— START OF Data rows —

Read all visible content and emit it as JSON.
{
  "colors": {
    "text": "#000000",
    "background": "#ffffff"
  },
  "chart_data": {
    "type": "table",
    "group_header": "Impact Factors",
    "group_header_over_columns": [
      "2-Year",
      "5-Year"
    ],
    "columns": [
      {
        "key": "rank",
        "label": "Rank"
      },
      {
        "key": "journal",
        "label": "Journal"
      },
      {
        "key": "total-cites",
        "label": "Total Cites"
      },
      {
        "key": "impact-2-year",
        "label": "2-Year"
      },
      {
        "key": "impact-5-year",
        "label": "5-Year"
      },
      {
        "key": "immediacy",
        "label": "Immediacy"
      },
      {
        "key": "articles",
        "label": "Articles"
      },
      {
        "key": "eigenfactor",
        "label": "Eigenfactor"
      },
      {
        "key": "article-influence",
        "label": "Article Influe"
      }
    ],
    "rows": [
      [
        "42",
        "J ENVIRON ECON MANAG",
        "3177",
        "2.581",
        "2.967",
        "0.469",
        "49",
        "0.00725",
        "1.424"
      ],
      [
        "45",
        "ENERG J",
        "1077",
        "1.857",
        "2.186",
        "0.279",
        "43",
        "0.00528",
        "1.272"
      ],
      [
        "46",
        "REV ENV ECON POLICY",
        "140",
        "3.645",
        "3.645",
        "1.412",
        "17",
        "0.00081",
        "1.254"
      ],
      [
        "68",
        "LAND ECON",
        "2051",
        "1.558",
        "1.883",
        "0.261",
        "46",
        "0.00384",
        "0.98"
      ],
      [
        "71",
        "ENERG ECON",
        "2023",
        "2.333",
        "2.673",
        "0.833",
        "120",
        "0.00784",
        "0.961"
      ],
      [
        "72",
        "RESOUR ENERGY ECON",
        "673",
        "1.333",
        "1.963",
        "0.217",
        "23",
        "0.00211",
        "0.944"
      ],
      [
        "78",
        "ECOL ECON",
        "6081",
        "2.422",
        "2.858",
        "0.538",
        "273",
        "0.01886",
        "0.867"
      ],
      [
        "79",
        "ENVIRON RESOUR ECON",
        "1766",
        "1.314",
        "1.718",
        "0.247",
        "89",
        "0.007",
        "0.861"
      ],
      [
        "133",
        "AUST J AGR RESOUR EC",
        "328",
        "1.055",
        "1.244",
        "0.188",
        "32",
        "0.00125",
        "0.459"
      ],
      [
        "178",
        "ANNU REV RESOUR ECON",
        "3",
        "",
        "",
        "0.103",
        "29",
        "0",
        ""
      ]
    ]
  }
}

— END OF Data rows —

-- What the task asks --
Copy out the whole listing exactly.

-- Answer for this exercise --
Read all visible content and emit it as JSON.
{
  "colors": {
    "text": "#000000",
    "background": "#ffffff"
  },
  "chart_data": {
    "type": "table",
    "group_header": "Impact Factors",
    "group_header_over_columns": [
      "2-Year",
      "5-Year"
    ],
    "columns": [
      {
        "key": "rank",
        "label": "Rank"
      },
      {
        "key": "journal",
        "label": "Journal"
      },
      {
        "key": "total-cites",
        "label": "Total Cites"
      },
      {
        "key": "impact-2-year",
        "label": "2-Year"
      },
      {
        "key": "impact-5-year",
        "label": "5-Year"
      },
      {
        "key": "immediacy",
        "label": "Immediacy"
      },
      {
        "key": "articles",
        "label": "Articles"
      },
      {
        "key": "eigenfactor",
        "label": "Eigenfactor"
      },
      {
        "key": "article-influence",
        "label": "Article Influe"
      }
    ],
    "rows": [
      [
        "42",
        "J ENVIRON ECON MANAG",
        "3177",
        "2.581",
        "2.967",
        "0.469",
        "49",
        "0.00725",
        "1.424"
      ],
      [
        "45",
        "ENERG J",
        "1077",
        "1.857",
        "2.186",
        "0.279",
        "43",
        "0.00528",
        "1.272"
      ],
      [
        "46",
        "REV ENV ECON POLICY",
        "140",
        "3.645",
        "3.645",
        "1.412",
        "17",
        "0.00081",
        "1.254"
      ],
      [
        "68",
        "LAND ECON",
        "2051",
        "1.558",
        "1.883",
        "0.261",
        "46",
        "0.00384",
        "0.98"
      ],
      [
        "71",
        "ENERG ECON",
        "2023",
        "2.333",
        "2.673",
        "0.833",
        "120",
        "0.00784",
        "0.961"
      ],
      [
        "72",
        "RESOUR ENERGY ECON",
        "673",
        "1.333",
        "1.963",
        "0.217",
        "23",
        "0.00211",
        "0.944"
      ],
      [
        "78",
        "ECOL ECON",
        "6081",
        "2.422",
        "2.858",
        "0.538",
        "273",
        "0.01886",
        "0.867"
      ],
      [
        "79",
        "ENVIRON RESOUR ECON",
        "1766",
        "1.314",
        "1.718",
        "0.247",
        "89",
        "0.007",
        "0.861"
      ],
      [
        "133",
        "AUST J AGR RESOUR EC",
        "328",
        "1.055",
        "1.244",
        "0.188",
        "32",
        "0.00125",
        "0.459"
      ],
      [
        "178",
        "ANNU REV RESOUR ECON",
        "3",
        "",
        "",
        "0.103",
        "29",
        "0",
        ""
      ]
    ]
  }
}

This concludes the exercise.